Page =>
—————

Immanuel Kant also had an important influence on the positivists, both positive and negative. On the negative side, Kant was often treated by the postivists as something of a punching bag in their early debates, and Kant's doctrine of synthetic a priori truths was the doctrine they most wished to overthrow. On the positive side, Kant's views about the nature of physical objects pervaded the "protocol sentence" debate, and Kantian views about the relationship between philosophy and science were shared by the positivists to some degree.
Another less well-known factor that has triggered logical positivism was the urgency to give solution to new philosophical issues raised by new scientific developments. Vienna Circle under the influence of Moritz Schlick and Berlin Circle under the influence of Reichenbach consisted of scientists, mathematicians, and scientists turned philosophers; and they shared common goal to mend newly raised problems in philosophy of science.
Although the logical positivists held a wide range of beliefs on many matters, they were all interested in science and skeptical of theology and metaphysics. Early on, most logical positivists believed that all knowledge is based on logical inference from simple "protocol sentences" grounded in observable facts. Many logical positivists supported forms of materialism, metaphysical naturalism, and empiricism.
Perhaps the view for which the logical positivists are best known is the verifiability criterion of meaning, or verificationism. In one of its earlier and stronger formulations, this is the doctrine that a proposition is "cognitively meaningful" only if there is a finite procedure for conclusively determining whether it is true or false. An intended consequence of this view, for most logical positivists, is that metaphysical, theological, and ethical statements fall short of this criterion, and so are not cognitively meaningful. They distinguished cognitive from other varieties of meaningfulness (e.g. emotive, expressive, figurative), and most authors concede that the non-cognitive statements of the history of philosophy possess some other kind of meaningfulness. The positive characterization of cognitive meaningfulness varies from author to author. It has been described as the property of having a truth value, corresponding to a possible state of affairs, naming a proposition, or being intelligible or understandable in the sense in which scientific statements are intelligible or understandable.
Another characteristic feature of logical positivism is the commitment to "Unified Science"; that is, the development of a common language or, in Neurath's phrase, a "universal slang" in which all scientific propositions can be expressed. The adequacy of proposals or fragments of proposals for such a language was often asserted on the basis of various "reductions" or "explications" of the terms of one special science to the terms of another, putatively more fundamental one. Sometimes these reductions took the form of set-theoretic manipulations of a handful of logically primitive concepts; sometimes these reductions took the form of allegedly analytic or a priori deductive relationships.. A number of publications over a period of thirty years would attempt to elucidate this concept.

—————

Problem to work on => Print the stretch of the passage on logical positivism from "Another less well-known" through "naturalism, and empiricism.", word for word.

Dataset content =>
—————

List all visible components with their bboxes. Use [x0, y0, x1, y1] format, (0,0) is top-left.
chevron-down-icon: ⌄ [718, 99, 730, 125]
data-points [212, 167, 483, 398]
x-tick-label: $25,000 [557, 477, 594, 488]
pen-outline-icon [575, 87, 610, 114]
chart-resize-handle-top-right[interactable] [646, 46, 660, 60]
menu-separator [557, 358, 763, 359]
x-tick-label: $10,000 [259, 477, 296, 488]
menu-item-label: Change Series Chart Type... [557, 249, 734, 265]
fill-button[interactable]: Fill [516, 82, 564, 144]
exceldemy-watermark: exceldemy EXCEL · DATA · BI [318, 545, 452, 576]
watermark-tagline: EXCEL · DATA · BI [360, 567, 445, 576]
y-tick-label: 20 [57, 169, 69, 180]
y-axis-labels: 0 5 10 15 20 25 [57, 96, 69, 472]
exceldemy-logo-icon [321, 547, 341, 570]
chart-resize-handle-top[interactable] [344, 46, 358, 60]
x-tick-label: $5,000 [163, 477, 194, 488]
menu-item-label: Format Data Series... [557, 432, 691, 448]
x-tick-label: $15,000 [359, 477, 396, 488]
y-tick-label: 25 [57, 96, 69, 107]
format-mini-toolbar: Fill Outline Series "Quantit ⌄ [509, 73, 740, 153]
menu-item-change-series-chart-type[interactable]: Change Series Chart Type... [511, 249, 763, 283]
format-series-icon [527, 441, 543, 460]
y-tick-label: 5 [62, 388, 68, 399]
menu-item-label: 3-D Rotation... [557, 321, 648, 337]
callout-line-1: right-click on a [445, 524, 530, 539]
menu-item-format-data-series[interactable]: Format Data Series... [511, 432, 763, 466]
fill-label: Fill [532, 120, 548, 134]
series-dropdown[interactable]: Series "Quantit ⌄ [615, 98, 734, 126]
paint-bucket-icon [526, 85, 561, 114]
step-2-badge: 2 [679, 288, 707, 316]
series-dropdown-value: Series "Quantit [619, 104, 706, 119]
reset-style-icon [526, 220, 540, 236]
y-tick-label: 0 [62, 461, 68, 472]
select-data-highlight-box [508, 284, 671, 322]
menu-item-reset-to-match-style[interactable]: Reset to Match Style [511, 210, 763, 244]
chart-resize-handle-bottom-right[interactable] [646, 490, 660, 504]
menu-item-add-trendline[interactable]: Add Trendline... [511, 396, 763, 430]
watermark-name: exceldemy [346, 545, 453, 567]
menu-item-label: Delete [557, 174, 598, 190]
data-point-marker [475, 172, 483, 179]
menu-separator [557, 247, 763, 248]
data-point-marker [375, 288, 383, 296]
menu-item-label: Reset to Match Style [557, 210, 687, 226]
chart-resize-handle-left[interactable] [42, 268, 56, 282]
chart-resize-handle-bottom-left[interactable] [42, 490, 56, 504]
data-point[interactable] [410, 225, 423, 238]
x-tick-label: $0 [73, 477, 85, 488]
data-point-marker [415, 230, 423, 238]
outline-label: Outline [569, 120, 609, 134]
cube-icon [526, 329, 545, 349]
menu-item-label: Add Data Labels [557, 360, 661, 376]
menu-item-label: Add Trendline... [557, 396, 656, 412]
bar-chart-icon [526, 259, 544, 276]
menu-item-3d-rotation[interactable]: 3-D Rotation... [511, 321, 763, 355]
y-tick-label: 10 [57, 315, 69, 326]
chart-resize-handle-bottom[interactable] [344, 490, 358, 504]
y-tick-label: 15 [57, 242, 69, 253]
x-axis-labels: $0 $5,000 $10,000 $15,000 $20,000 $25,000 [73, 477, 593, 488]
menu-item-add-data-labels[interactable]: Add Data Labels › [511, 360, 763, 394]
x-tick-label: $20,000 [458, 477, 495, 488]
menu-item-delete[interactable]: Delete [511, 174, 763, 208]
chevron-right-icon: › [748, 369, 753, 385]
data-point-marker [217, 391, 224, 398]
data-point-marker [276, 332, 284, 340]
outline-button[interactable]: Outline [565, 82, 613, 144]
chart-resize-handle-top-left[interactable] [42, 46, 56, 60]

—————

Output of the exercise =>
Another less well-known factor that has triggered logical positivism was the urgency to give solution to new philosophical issues raised by new scientific developments. Vienna Circle under the influence of Moritz Schlick and Berlin Circle under the influence of Reichenbach consisted of scientists, mathematicians, and scientists turned philosophers; and they shared common goal to mend newly raised problems in philosophy of science.
Although the logical positivists held a wide range of beliefs on many matters, they were all interested in science and skeptical of theology and metaphysics. Early on, most logical positivists believed that all knowledge is based on logical inference from simple "protocol sentences" grounded in observable facts. Many logical positivists supported forms of materialism, metaphysical naturalism, and empiricism.